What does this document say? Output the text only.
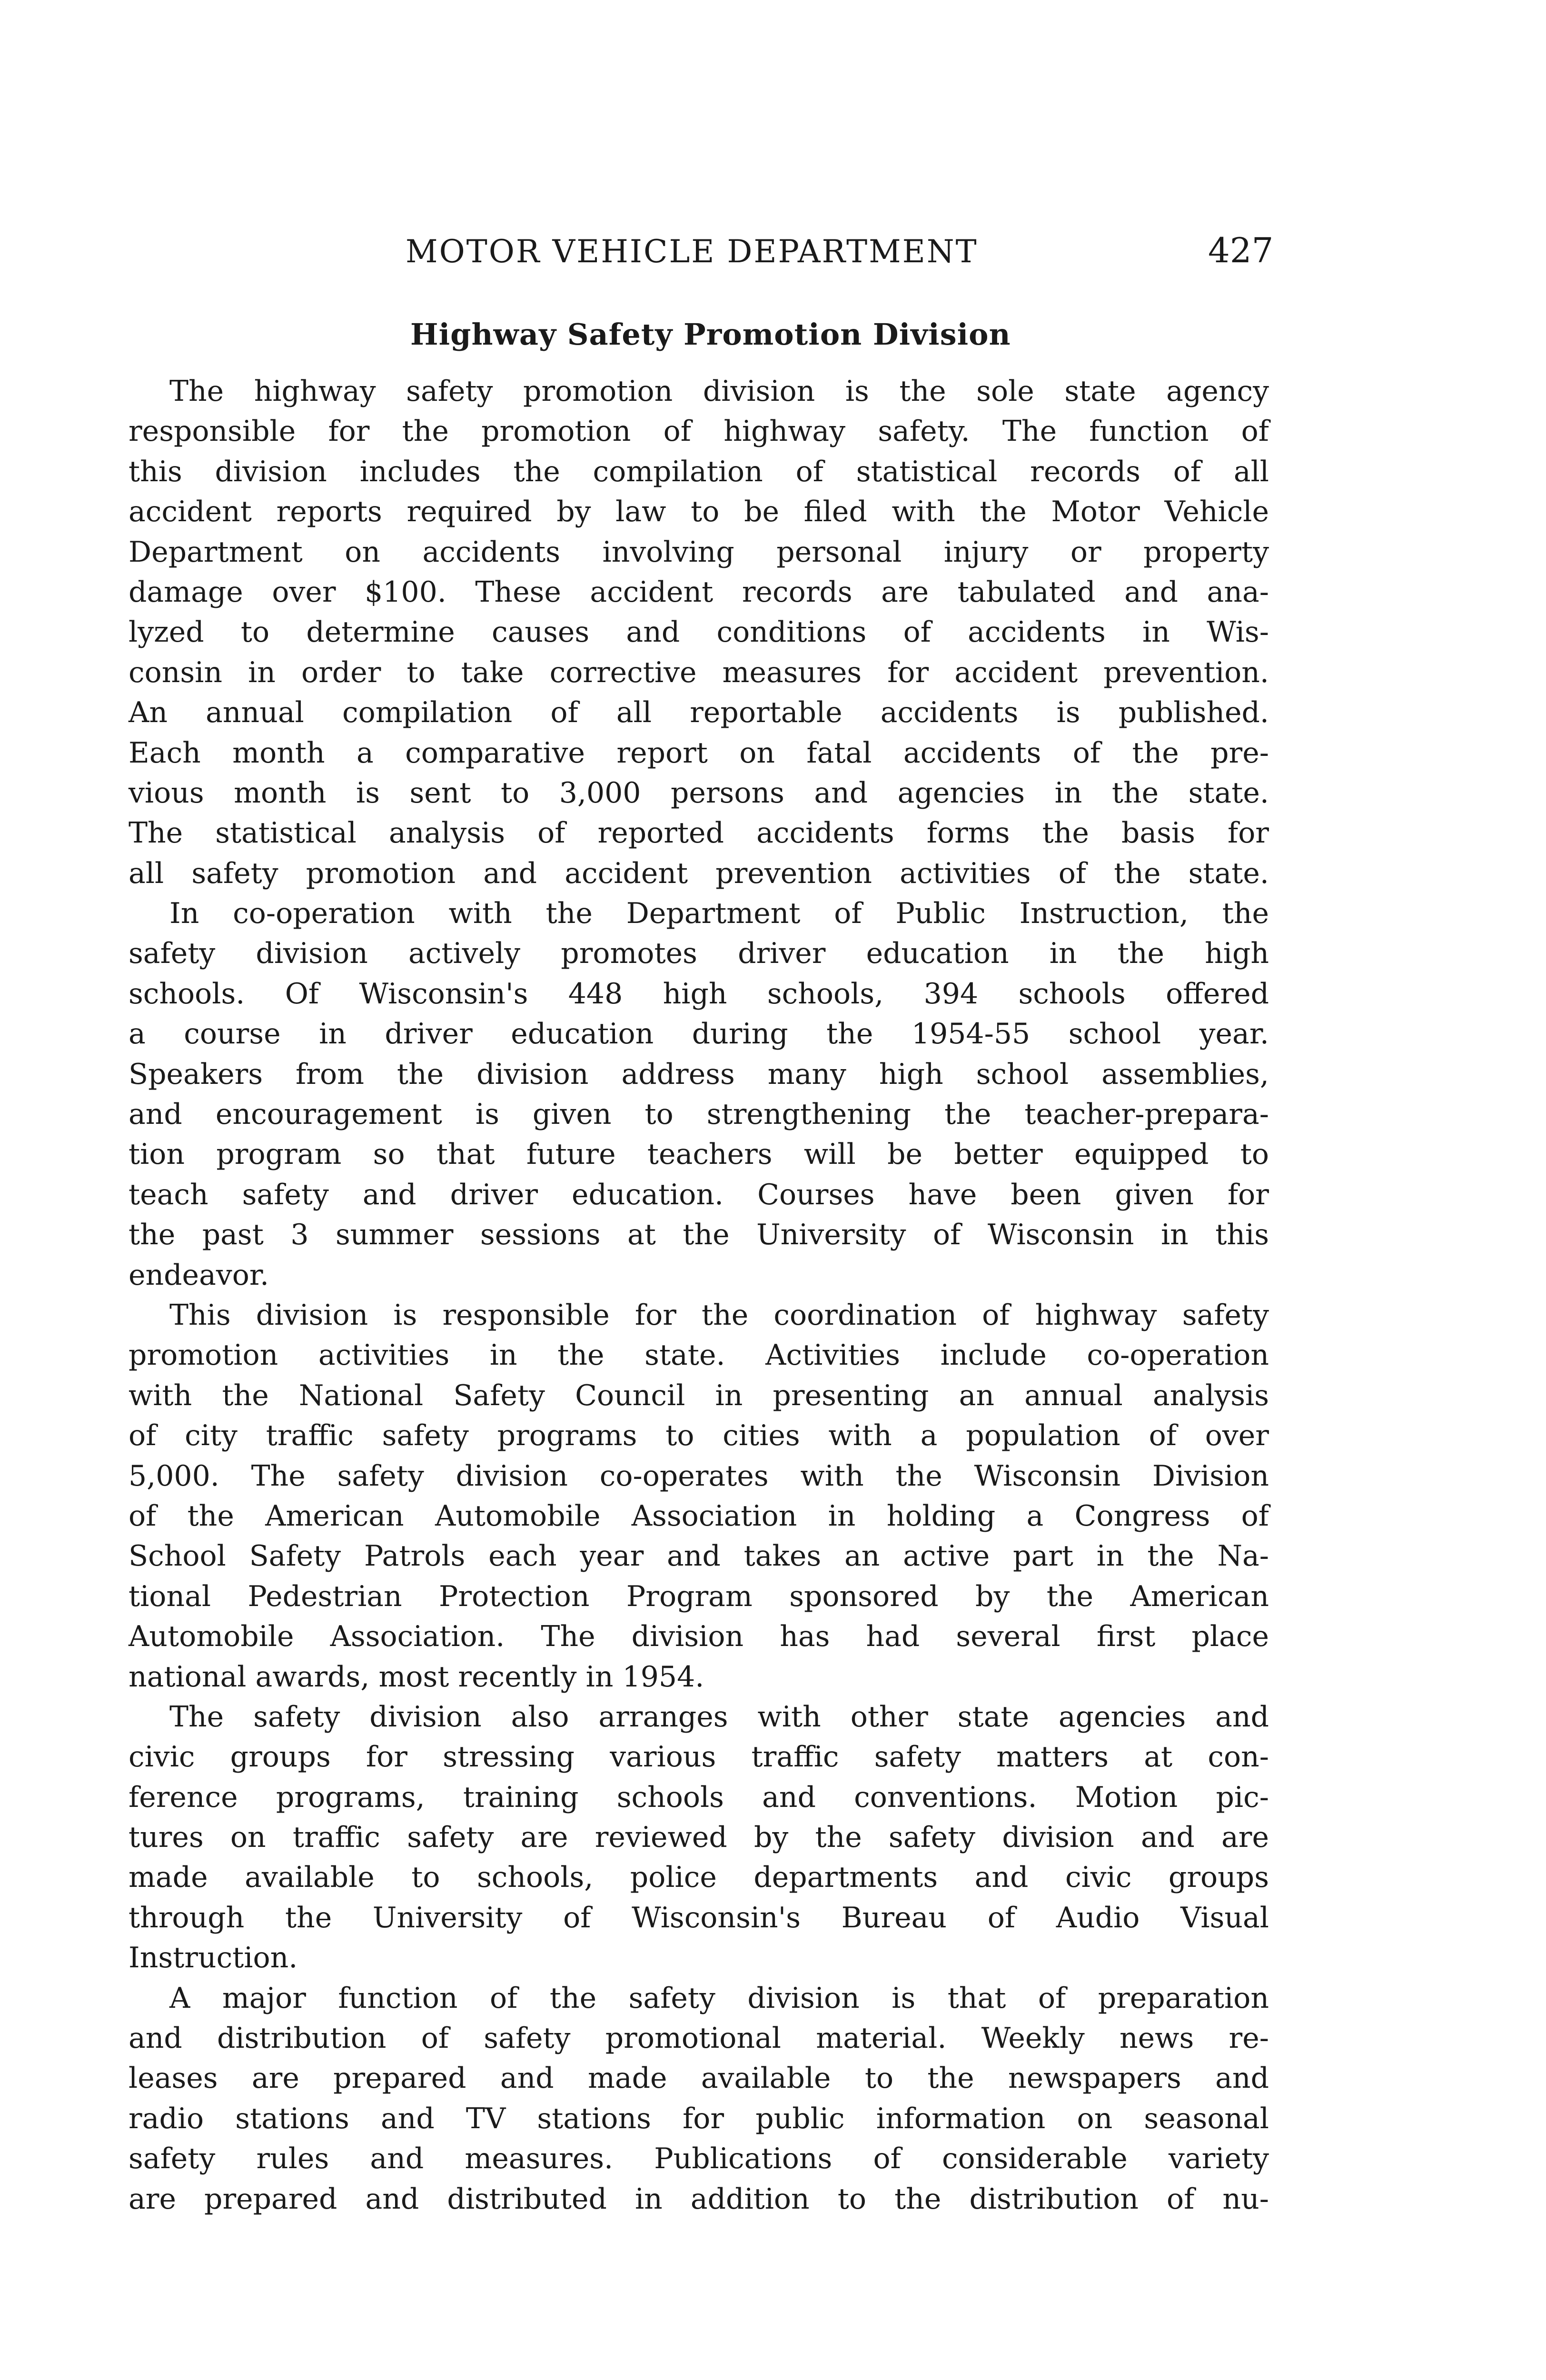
MOTOR VEHICLE DEPARTMENT	427
Highway Safety Promotion Division
The highway safety promotion division is the sole state agency
responsible for the promotion of highway safety. The function of
this division includes the compilation of statistical records of all
accident reports required by law to be filed with the Motor Vehicle
Department on accidents involving personal injury or property
damage over $100. These accident records are tabulated and ana-
lyzed to determine causes and conditions of accidents in Wis-
consin in order to take corrective measures for accident prevention.
An annual compilation of all reportable accidents is published.
Each month a comparative report on fatal accidents of the pre-
vious month is sent to 3,000 persons and agencies in the state.
The statistical analysis of reported accidents forms the basis for
all safety promotion and accident prevention activities of the state.
In co-operation with the Department of Public Instruction, the
safety division actively promotes driver education in the high
schools. Of Wisconsin's 448 high schools, 394 schools offered
a course in driver education during the 1954-55 school year.
Speakers from the division address many high school assemblies,
and encouragement is given to strengthening the teacher-prepara-
tion program so that future teachers will be better equipped to
teach safety and driver education. Courses have been given for
the past 3 summer sessions at the University of Wisconsin in this
endeavor.
This division is responsible for the coordination of highway safety
promotion activities in the state. Activities include co-operation
with the National Safety Council in presenting an annual analysis
of city traffic safety programs to cities with a population of over
5,000. The safety division co-operates with the Wisconsin Division
of the American Automobile Association in holding a Congress of
School Safety Patrols each year and takes an active part in the Na-
tional Pedestrian Protection Program sponsored by the American
Automobile Association. The division has had several first place
national awards, most recently in 1954.
The safety division also arranges with other state agencies and
civic groups for stressing various traffic safety matters at con-
ference programs, training schools and conventions. Motion pic-
tures on traffic safety are reviewed by the safety division and are
made available to schools, police departments and civic groups
through the University of Wisconsin's Bureau of Audio Visual
Instruction.
A major function of the safety division is that of preparation
and distribution of safety promotional material. Weekly news re-
leases are prepared and made available to the newspapers and
radio stations and TV stations for public information on seasonal
safety rules and measures. Publications of considerable variety
are prepared and distributed in addition to the distribution of nu-
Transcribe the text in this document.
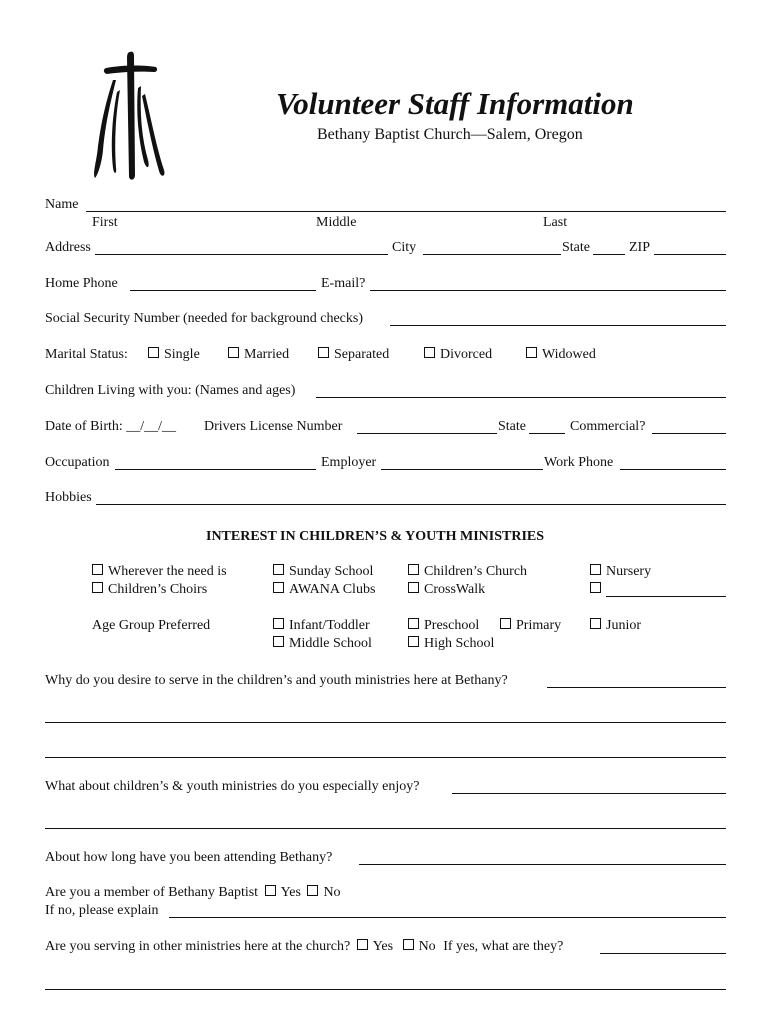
Volunteer Staff Information
Bethany Baptist Church—Salem, Oregon
Name
First	Middle	Last
Address	City	State	ZIP
Home Phone	E-mail?
Social Security Number (needed for background checks)
Marital Status:	Single	Married	Separated	Divorced	Widowed
Children Living with you: (Names and ages)
Date of Birth: __/__/__ Drivers License Number	State	Commercial?
Occupation	Employer	Work Phone
Hobbies
INTEREST IN CHILDREN’S & YOUTH MINISTRIES
Wherever the need is	Sunday School	Children’s Church	Nursery
Children’s Choirs	AWANA Clubs	CrossWalk
Age Group Preferred	Infant/Toddler	Preschool	Primary	Junior
Middle School	High School
Why do you desire to serve in the children’s and youth ministries here at Bethany?
What about children’s & youth ministries do you especially enjoy?
About how long have you been attending Bethany?
Are you a member of Bethany Baptist Yes No
If no, please explain
Are you serving in other ministries here at the church? Yes No If yes, what are they?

## Direction
The records above must be echoed exactly, minus their pictures.

## Written response
What does this document say? Output the text only.
MOTOR VEHICLE DEPARTMENT	427
Highway Safety Promotion Division
The highway safety promotion division is the sole state agency
responsible for the promotion of highway safety. The function of
this division includes the compilation of statistical records of all
accident reports required by law to be filed with the Motor Vehicle
Department on accidents involving personal injury or property
damage over $100. These accident records are tabulated and ana-
lyzed to determine causes and conditions of accidents in Wis-
consin in order to take corrective measures for accident prevention.
An annual compilation of all reportable accidents is published.
Each month a comparative report on fatal accidents of the pre-
vious month is sent to 3,000 persons and agencies in the state.
The statistical analysis of reported accidents forms the basis for
all safety promotion and accident prevention activities of the state.
In co-operation with the Department of Public Instruction, the
safety division actively promotes driver education in the high
schools. Of Wisconsin's 448 high schools, 394 schools offered
a course in driver education during the 1954-55 school year.
Speakers from the division address many high school assemblies,
and encouragement is given to strengthening the teacher-prepara-
tion program so that future teachers will be better equipped to
teach safety and driver education. Courses have been given for
the past 3 summer sessions at the University of Wisconsin in this
endeavor.
This division is responsible for the coordination of highway safety
promotion activities in the state. Activities include co-operation
with the National Safety Council in presenting an annual analysis
of city traffic safety programs to cities with a population of over
5,000. The safety division co-operates with the Wisconsin Division
of the American Automobile Association in holding a Congress of
School Safety Patrols each year and takes an active part in the Na-
tional Pedestrian Protection Program sponsored by the American
Automobile Association. The division has had several first place
national awards, most recently in 1954.
The safety division also arranges with other state agencies and
civic groups for stressing various traffic safety matters at con-
ference programs, training schools and conventions. Motion pic-
tures on traffic safety are reviewed by the safety division and are
made available to schools, police departments and civic groups
through the University of Wisconsin's Bureau of Audio Visual
Instruction.
A major function of the safety division is that of preparation
and distribution of safety promotional material. Weekly news re-
leases are prepared and made available to the newspapers and
radio stations and TV stations for public information on seasonal
safety rules and measures. Publications of considerable variety
are prepared and distributed in addition to the distribution of nu-
Transcribe the text in this document.
Volunteer Staff Information
Bethany Baptist Church—Salem, Oregon
Name
First	Middle	Last
Address	City	State	ZIP
Home Phone	E-mail?
Social Security Number (needed for background checks)
Marital Status:	Single	Married	Separated	Divorced	Widowed
Children Living with you: (Names and ages)
Date of Birth: __/__/__ Drivers License Number	State	Commercial?
Occupation	Employer	Work Phone
Hobbies
INTEREST IN CHILDREN’S & YOUTH MINISTRIES
Wherever the need is	Sunday School	Children’s Church	Nursery
Children’s Choirs	AWANA Clubs	CrossWalk
Age Group Preferred	Infant/Toddler	Preschool	Primary	Junior
Middle School	High School
Why do you desire to serve in the children’s and youth ministries here at Bethany?
What about children’s & youth ministries do you especially enjoy?
About how long have you been attending Bethany?
Are you a member of Bethany Baptist Yes No
If no, please explain
Are you serving in other ministries here at the church? Yes No If yes, what are they?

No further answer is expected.